┌─ Material for this exercise
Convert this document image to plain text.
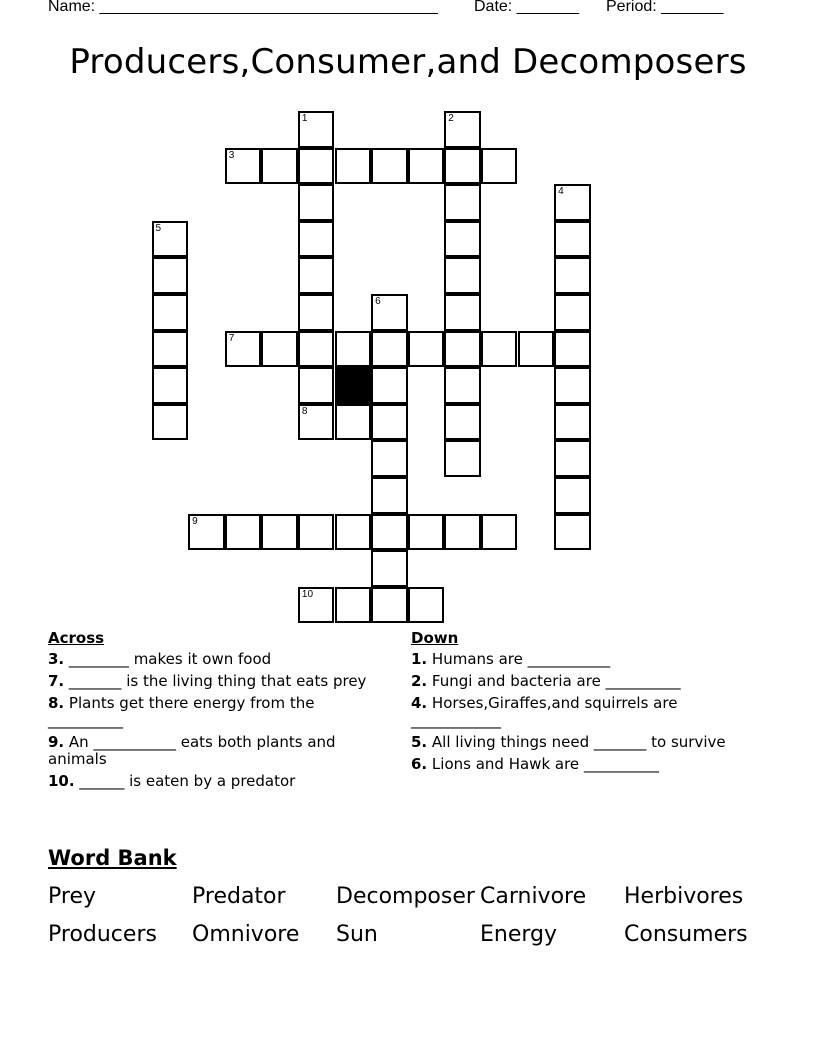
Name: ______________________________________ Date: _______ Period: _______
Producers,Consumer,and Decomposers
3
1	2
4
5
6
7
8
9
10
Across
3. ________ makes it own food
7. _______ is the living thing that eats prey
8. Plants get there energy from the __________
9. An ___________ eats both plants and animals
10. ______ is eaten by a predator
Down
1. Humans are ___________
2. Fungi and bacteria are __________
4. Horses,Giraffes,and squirrels are ____________
5. All living things need _______ to survive
6. Lions and Hawk are __________
Word Bank
Prey	Predator	Decomposer Carnivore	Herbivores
Producers	Omnivore	Sun	Energy	Consumers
└─
● **Requirement**: Give the entries above again in full and exactly, but not the pictures.

● **Output below**:
Convert this document image to plain text.
Name: ______________________________________ Date: _______ Period: _______
Producers,Consumer,and Decomposers
3
1	2
4
5
6
7
8
9
10
Across
3. ________ makes it own food
7. _______ is the living thing that eats prey
8. Plants get there energy from the __________
9. An ___________ eats both plants and animals
10. ______ is eaten by a predator
Down
1. Humans are ___________
2. Fungi and bacteria are __________
4. Horses,Giraffes,and squirrels are ____________
5. All living things need _______ to survive
6. Lions and Hawk are __________
Word Bank
Prey	Predator	Decomposer Carnivore	Herbivores
Producers	Omnivore	Sun	Energy	Consumers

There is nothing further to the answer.